**What the task requires:**
Reproduce the entries in full, with no changes.

Start of Entries

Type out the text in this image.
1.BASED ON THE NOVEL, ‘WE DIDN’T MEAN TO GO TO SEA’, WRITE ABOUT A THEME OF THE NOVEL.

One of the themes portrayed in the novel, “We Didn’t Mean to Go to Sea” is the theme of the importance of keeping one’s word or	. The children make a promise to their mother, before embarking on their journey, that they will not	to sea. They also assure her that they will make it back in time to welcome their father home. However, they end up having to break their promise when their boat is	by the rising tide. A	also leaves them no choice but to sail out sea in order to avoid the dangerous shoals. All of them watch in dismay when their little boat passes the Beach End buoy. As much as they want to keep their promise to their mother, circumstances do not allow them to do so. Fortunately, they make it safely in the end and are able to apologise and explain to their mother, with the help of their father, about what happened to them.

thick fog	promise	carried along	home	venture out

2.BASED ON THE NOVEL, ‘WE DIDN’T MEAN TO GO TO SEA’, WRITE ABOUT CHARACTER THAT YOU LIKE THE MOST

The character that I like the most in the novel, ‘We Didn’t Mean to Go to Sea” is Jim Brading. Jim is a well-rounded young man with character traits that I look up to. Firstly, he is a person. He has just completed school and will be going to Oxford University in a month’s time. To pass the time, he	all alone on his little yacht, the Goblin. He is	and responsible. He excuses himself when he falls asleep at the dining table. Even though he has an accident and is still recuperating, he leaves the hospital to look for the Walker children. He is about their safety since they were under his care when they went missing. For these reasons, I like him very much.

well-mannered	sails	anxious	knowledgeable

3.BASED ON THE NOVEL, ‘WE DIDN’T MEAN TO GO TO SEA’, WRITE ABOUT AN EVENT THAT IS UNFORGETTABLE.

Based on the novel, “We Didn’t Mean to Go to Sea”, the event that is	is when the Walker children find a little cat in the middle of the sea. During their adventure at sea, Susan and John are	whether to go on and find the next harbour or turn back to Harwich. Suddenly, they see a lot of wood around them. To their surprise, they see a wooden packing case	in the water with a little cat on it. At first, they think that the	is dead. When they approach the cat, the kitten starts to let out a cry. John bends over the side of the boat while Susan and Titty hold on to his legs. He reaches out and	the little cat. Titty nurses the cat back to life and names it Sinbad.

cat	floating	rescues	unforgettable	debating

End of Entries

**Exercise answer:**
Type out the text in this image.
1.BASED ON THE NOVEL, ‘WE DIDN’T MEAN TO GO TO SEA’, WRITE ABOUT A THEME OF THE NOVEL.

One of the themes portrayed in the novel, “We Didn’t Mean to Go to Sea” is the theme of the importance of keeping one’s word or	. The children make a promise to their mother, before embarking on their journey, that they will not	to sea. They also assure her that they will make it back in time to welcome their father home. However, they end up having to break their promise when their boat is	by the rising tide. A	also leaves them no choice but to sail out sea in order to avoid the dangerous shoals. All of them watch in dismay when their little boat passes the Beach End buoy. As much as they want to keep their promise to their mother, circumstances do not allow them to do so. Fortunately, they make it safely in the end and are able to apologise and explain to their mother, with the help of their father, about what happened to them.

thick fog	promise	carried along	home	venture out

2.BASED ON THE NOVEL, ‘WE DIDN’T MEAN TO GO TO SEA’, WRITE ABOUT CHARACTER THAT YOU LIKE THE MOST

The character that I like the most in the novel, ‘We Didn’t Mean to Go to Sea” is Jim Brading. Jim is a well-rounded young man with character traits that I look up to. Firstly, he is a person. He has just completed school and will be going to Oxford University in a month’s time. To pass the time, he	all alone on his little yacht, the Goblin. He is	and responsible. He excuses himself when he falls asleep at the dining table. Even though he has an accident and is still recuperating, he leaves the hospital to look for the Walker children. He is about their safety since they were under his care when they went missing. For these reasons, I like him very much.

well-mannered	sails	anxious	knowledgeable

3.BASED ON THE NOVEL, ‘WE DIDN’T MEAN TO GO TO SEA’, WRITE ABOUT AN EVENT THAT IS UNFORGETTABLE.

Based on the novel, “We Didn’t Mean to Go to Sea”, the event that is	is when the Walker children find a little cat in the middle of the sea. During their adventure at sea, Susan and John are	whether to go on and find the next harbour or turn back to Harwich. Suddenly, they see a lot of wood around them. To their surprise, they see a wooden packing case	in the water with a little cat on it. At first, they think that the	is dead. When they approach the cat, the kitten starts to let out a cry. John bends over the side of the boat while Susan and Titty hold on to his legs. He reaches out and	the little cat. Titty nurses the cat back to life and names it Sinbad.

cat	floating	rescues	unforgettable	debating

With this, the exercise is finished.